■ Stated exercise 1
In the poem thread, what is the table in the poem made of?
■ Stated exercise 2
Please recast the rows, from the start of the rows through the line that contains "sidebar-item-ranking[interactable]: Ranking [62, 302, 155, 326]", as a Markdown table with the columns No. and Line, leaving out any blank lines.

===== Text

# Suburban Blues No. Seven



## JosephB (May 15, 2010)

*Suburban Blues, No. Seven*

it dulls and numbs,
the rote,
routine,
  the never-ending 
track.

appliance hum,
the glowing screens,
  distract, deflect
and  mute
the children's songs
  and far-off roar 
of hollow, 
plastic wheels.

  so nearly missed,
  the wayward glance,
and crumpled note,
  the upturned leaf
  before the storm.

  empty gestures,
  favorite flowers,
  cannot bridge
  the widening
  distance
in small
  and darkened rooms.

  reach across
blue formica, 
the shining,
  empty table.
      inhale the stifling air,
  conditioned,
exhale
and graze the hand,
the wrist.

please
speak
your mind,
your heart,
above florescent hum
and static
ever-present voices.
 and I will listen,
still,
and hope.


----------



## Martin (May 16, 2010)

Hey Joseph,

This might just be me not getting the hang of it, but I don't see why you have so many short lines, instead of fewer and longer. I think it would read much more solid that way. As it is now I felt rather irritated with its choppiness...

Besides that I think you capture an interesting atmosphere, suburban indeed. I think second stanza especially set the scene for this one. In general it's a little hard to grasp whether you want a purely introspective perspective or you want one of the suburban meek. None the less, this uncertainty gave it quite a surreal feel.


----------



## SilverMoon (May 16, 2010)

Joe, spending a good portion of my childhood growing up in suberbia I have to tell you that you had me right at that blue formica table. You impart the sterile.

My sense of your poem is that behind the superficiality lies a young person who needs connection with family who's connection are to things. So I think this is a very introspective piece, especially exampled by your last stanza, I believe speaking to the WASP mentality. I was very moved, here.


> please
> speak
> your mind,
> your heart,
> ...


 
Fantasitic poem! Laurie


----------



## Chesters Daughter (May 16, 2010)

Hey Joe, great piece. I, personally, have no problem with the line length. I believe this piece is written for your wife. Once the kids come along and couples begin living the supposed suburban dream, romantic relationships take a serious pummeling. The buzz of the day to day creates distance, most usually unwanted. To simplify, I think you're saying "hey, hon, I'm still here whenever you need, all you have to do is whisper and I'll hear." If I'm right, you've done a brilliant job capturing this. If I'm wrong, it wouldn't be the first time, and if it's okay with you, I'll retain my interpretation because it worked tremendously for me. Great piece, hon.

==========
===== Data for the task

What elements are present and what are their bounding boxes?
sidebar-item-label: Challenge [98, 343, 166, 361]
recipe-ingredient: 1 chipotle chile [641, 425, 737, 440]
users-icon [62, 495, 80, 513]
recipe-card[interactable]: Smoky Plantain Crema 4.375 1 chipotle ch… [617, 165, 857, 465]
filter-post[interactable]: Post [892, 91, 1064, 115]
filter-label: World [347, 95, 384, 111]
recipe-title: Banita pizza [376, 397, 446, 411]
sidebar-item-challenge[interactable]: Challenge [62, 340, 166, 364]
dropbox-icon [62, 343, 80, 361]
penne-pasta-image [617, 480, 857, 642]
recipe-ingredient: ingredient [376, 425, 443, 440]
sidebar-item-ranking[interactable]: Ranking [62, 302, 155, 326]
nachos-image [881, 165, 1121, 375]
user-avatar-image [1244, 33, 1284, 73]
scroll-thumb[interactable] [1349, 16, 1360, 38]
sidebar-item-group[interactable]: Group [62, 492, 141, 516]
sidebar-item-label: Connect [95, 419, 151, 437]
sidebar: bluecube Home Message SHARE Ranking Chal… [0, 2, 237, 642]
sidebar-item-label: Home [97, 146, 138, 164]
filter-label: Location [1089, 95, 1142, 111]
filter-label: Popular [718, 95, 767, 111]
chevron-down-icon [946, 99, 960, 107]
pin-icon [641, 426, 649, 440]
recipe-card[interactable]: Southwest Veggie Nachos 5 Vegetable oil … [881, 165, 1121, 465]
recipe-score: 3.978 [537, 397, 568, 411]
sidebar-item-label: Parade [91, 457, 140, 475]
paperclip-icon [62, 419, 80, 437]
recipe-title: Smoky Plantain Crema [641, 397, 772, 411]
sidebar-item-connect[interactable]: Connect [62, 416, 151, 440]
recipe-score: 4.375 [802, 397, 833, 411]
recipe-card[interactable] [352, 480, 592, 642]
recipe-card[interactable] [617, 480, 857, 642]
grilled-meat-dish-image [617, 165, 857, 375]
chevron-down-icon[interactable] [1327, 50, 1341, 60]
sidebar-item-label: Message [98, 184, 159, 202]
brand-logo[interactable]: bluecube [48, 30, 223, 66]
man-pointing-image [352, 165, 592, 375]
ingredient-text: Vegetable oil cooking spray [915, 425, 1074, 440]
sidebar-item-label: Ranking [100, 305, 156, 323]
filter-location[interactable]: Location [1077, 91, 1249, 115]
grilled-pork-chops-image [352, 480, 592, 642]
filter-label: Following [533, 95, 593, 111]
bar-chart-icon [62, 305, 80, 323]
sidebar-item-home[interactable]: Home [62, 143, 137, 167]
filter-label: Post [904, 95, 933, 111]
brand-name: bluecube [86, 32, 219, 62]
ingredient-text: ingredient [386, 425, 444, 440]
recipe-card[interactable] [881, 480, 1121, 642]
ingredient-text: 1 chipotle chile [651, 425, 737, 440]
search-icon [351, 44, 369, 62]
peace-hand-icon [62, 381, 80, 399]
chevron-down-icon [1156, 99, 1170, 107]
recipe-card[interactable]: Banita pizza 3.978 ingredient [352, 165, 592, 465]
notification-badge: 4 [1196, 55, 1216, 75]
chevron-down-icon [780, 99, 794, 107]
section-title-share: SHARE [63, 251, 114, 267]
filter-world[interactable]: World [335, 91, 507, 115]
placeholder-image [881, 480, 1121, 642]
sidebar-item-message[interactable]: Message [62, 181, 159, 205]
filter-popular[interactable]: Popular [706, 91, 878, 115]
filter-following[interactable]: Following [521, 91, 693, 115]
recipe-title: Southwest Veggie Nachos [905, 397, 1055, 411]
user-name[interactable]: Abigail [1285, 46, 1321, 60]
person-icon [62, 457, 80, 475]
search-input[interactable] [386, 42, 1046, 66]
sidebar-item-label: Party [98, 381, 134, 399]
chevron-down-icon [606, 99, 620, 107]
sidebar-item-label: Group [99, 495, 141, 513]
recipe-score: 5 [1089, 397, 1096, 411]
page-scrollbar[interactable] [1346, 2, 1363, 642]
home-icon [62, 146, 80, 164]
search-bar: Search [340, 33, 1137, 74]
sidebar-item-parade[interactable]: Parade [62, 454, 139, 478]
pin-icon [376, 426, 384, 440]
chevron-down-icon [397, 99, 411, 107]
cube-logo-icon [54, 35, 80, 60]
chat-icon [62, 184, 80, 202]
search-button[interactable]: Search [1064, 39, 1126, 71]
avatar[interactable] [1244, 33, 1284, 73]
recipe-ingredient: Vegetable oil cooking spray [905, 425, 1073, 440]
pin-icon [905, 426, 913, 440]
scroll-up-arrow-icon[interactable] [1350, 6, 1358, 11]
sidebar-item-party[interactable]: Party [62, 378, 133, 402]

==========

■ Worked solution 1
Blue formica.

■ Worked solution 2
| No. | Line |
|---|---|
| 1 | What elements are present and what are their bounding boxes? |
| 2 | sidebar-item-label: Challenge [98, 343, 166, 361] |
| 3 | recipe-ingredient: 1 chipotle chile [641, 425, 737, 440] |
| 4 | users-icon [62, 495, 80, 513] |
| 5 | recipe-card[interactable]: Smoky Plantain Crema 4.375 1 chipotle ch… [617, 165, 857, 465] |
| 6 | filter-post[interactable]: Post [892, 91, 1064, 115] |
| 7 | filter-label: World [347, 95, 384, 111] |
| 8 | recipe-title: Banita pizza [376, 397, 446, 411] |
| 9 | sidebar-item-challenge[interactable]: Challenge [62, 340, 166, 364] |
| 10 | dropbox-icon [62, 343, 80, 361] |
| 11 | penne-pasta-image [617, 480, 857, 642] |
| 12 | recipe-ingredient: ingredient [376, 425, 443, 440] |
| 13 | sidebar-item-ranking[interactable]: Ranking [62, 302, 155, 326] |